WORK TO BE COMPLETED:
Each line that includes the string "bağın" counts once; give the total and nothing else.

* Begin SOURCE DATA *

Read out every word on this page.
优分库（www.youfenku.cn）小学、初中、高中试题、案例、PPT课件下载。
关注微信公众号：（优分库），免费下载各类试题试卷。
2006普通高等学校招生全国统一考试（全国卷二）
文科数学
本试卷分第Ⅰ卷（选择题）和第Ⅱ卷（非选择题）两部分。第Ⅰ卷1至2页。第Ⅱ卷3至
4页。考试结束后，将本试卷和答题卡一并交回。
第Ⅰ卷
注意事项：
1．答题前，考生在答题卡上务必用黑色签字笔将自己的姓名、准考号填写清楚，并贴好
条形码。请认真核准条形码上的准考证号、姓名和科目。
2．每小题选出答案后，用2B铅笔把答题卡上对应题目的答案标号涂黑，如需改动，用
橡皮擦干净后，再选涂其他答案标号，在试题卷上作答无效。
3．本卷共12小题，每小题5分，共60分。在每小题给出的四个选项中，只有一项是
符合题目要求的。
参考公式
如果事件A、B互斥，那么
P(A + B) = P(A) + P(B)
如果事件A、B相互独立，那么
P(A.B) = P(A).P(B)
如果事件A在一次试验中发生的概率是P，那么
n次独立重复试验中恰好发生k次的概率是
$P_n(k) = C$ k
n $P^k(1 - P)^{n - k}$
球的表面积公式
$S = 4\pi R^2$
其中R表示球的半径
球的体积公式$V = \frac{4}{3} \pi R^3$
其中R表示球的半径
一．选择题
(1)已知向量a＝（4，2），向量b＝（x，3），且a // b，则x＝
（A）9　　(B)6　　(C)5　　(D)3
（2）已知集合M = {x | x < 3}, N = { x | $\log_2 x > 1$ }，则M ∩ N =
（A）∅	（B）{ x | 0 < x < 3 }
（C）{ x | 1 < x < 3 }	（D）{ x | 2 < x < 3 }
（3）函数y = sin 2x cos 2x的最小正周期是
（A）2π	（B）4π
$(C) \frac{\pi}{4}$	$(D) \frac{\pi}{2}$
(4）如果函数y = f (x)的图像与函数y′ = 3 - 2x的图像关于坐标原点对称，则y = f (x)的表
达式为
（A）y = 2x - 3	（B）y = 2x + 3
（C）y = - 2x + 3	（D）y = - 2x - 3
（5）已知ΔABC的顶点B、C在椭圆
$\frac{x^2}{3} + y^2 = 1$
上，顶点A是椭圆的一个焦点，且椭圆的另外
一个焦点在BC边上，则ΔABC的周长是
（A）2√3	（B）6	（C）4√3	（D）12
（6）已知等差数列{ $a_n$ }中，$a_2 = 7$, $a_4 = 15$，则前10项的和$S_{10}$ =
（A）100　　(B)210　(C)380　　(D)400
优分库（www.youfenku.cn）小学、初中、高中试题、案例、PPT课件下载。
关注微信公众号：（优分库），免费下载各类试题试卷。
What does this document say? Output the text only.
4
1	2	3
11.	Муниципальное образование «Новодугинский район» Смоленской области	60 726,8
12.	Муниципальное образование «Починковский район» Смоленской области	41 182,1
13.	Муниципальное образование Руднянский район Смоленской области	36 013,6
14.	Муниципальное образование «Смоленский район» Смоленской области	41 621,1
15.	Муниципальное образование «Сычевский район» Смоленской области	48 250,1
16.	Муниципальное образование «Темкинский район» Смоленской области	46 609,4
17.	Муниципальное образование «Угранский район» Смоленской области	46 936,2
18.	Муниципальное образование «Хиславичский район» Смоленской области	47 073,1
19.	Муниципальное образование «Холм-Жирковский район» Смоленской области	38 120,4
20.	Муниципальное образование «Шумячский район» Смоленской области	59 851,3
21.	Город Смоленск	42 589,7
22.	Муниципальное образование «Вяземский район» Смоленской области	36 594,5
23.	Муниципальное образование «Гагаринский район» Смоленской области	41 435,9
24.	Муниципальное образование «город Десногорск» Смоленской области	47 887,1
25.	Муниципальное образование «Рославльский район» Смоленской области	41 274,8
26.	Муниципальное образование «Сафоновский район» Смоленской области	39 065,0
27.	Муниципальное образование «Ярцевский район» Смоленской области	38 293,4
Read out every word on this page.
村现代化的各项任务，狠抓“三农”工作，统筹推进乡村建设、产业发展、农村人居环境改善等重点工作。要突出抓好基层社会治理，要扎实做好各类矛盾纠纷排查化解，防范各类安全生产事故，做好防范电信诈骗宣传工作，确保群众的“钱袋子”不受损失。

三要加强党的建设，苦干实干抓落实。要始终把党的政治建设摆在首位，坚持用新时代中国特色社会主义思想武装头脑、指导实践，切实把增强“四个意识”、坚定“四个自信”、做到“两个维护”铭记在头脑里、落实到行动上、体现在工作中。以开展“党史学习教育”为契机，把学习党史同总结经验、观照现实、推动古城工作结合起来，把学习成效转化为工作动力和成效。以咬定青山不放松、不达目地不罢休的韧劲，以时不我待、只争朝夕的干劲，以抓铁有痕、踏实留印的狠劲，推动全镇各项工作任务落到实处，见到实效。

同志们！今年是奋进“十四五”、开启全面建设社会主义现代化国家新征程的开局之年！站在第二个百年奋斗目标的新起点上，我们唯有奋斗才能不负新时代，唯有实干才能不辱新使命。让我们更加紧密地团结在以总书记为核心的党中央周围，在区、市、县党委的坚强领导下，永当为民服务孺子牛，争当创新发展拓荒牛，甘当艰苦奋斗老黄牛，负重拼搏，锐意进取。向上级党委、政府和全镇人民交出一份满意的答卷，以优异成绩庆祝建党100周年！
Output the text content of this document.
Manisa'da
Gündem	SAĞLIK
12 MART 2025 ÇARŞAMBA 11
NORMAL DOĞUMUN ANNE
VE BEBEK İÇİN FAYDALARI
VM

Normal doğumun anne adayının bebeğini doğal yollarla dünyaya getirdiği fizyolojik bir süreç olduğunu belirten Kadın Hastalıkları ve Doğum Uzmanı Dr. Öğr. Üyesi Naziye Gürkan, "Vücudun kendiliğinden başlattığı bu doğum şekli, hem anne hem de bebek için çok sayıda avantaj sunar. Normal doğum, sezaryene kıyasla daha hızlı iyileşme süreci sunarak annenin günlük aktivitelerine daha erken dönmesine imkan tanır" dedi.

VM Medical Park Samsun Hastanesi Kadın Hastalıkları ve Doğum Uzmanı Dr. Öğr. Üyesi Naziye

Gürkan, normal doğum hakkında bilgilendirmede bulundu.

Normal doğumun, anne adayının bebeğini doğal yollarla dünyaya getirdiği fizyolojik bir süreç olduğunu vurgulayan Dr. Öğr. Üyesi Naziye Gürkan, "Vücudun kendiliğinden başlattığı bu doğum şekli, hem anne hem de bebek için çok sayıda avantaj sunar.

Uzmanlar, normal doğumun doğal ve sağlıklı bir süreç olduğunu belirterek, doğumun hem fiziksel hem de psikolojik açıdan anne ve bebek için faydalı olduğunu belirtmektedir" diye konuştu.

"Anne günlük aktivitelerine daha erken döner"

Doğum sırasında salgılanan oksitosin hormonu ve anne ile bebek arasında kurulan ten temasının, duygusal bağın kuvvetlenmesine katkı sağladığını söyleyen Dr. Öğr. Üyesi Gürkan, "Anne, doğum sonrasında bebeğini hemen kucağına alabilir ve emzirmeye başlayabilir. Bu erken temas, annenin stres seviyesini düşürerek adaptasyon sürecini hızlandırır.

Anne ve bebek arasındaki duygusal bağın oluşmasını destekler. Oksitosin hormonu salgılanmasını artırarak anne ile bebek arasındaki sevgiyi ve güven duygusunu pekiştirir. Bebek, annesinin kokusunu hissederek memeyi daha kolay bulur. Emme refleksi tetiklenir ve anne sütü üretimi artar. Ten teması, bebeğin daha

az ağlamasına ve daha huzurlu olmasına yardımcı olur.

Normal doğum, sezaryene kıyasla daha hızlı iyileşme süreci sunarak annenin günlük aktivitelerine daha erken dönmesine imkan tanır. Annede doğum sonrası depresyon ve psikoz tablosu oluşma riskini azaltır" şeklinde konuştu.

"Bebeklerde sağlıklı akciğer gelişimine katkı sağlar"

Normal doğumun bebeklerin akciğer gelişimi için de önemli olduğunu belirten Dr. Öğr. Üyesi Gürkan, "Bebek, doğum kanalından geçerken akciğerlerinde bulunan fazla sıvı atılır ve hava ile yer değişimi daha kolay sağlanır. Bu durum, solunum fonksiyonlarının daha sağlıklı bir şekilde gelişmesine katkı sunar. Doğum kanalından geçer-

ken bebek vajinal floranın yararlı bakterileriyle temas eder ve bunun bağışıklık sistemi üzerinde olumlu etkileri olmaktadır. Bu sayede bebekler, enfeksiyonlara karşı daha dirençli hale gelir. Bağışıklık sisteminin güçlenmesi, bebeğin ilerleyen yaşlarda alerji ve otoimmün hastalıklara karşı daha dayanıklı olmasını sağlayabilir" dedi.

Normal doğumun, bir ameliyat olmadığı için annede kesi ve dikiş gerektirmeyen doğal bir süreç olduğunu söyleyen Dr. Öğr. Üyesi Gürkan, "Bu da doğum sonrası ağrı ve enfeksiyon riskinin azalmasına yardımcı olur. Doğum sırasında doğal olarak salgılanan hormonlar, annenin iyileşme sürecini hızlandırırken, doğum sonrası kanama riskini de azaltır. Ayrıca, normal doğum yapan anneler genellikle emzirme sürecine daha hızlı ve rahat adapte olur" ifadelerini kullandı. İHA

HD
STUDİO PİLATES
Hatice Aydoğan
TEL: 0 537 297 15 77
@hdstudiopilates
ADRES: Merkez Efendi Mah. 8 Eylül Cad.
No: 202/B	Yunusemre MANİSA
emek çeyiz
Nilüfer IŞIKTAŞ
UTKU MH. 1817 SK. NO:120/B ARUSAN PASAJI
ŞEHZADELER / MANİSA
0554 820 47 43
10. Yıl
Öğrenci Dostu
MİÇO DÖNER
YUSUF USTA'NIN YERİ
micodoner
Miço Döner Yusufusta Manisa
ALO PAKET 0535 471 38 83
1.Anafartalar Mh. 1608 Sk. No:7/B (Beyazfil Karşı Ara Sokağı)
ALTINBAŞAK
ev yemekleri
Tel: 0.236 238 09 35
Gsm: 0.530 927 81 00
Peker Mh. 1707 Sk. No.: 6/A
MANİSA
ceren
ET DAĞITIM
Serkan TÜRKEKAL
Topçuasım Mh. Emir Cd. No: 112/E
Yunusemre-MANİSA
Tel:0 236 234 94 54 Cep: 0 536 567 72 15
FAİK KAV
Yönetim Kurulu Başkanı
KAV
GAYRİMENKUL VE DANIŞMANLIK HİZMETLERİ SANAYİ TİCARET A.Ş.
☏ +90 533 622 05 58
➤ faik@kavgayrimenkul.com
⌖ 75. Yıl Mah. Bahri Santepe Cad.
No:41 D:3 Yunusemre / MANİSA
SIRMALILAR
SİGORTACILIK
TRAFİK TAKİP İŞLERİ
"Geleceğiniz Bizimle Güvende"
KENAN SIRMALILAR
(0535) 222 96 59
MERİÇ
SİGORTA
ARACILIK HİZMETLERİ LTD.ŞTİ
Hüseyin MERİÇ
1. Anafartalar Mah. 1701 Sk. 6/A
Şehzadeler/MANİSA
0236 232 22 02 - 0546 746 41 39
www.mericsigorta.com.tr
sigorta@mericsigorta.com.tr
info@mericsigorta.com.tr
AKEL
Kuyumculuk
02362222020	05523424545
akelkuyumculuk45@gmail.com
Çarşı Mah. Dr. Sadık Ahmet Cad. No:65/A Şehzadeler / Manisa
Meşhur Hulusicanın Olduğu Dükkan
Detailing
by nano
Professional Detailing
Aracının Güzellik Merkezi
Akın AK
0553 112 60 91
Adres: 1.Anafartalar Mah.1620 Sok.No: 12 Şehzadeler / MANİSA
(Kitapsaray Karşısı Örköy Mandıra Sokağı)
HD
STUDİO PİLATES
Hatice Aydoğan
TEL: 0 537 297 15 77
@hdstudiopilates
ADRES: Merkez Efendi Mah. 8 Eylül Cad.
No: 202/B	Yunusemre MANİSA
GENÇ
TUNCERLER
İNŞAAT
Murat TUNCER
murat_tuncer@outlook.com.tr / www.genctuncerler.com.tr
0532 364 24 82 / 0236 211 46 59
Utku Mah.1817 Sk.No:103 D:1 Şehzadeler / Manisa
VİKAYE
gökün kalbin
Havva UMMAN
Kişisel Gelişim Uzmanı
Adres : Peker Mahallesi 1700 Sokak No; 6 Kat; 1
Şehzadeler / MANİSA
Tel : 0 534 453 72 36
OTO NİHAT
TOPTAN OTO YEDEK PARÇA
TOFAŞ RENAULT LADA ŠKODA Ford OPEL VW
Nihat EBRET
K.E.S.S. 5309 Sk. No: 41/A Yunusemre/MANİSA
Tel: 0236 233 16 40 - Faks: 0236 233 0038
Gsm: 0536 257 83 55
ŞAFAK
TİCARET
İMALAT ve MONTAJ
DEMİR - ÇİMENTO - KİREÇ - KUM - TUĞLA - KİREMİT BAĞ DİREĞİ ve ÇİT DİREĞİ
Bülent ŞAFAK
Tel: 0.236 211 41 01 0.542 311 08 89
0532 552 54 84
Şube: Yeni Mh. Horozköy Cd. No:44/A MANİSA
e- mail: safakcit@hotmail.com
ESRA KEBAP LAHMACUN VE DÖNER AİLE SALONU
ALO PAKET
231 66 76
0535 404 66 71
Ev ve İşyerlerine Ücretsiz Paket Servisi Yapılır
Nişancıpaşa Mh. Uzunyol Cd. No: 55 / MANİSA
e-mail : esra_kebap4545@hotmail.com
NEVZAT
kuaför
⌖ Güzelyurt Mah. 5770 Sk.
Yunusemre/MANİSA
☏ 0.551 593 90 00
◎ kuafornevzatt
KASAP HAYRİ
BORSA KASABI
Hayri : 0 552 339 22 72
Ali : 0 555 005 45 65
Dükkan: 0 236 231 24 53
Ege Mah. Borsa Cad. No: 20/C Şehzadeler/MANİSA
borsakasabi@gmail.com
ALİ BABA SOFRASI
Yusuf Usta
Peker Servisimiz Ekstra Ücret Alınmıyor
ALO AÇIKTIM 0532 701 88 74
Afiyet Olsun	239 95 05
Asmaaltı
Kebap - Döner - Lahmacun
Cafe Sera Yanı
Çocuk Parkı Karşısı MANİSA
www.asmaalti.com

* End SOURCE DATA *

WRITTEN ANSWER:
2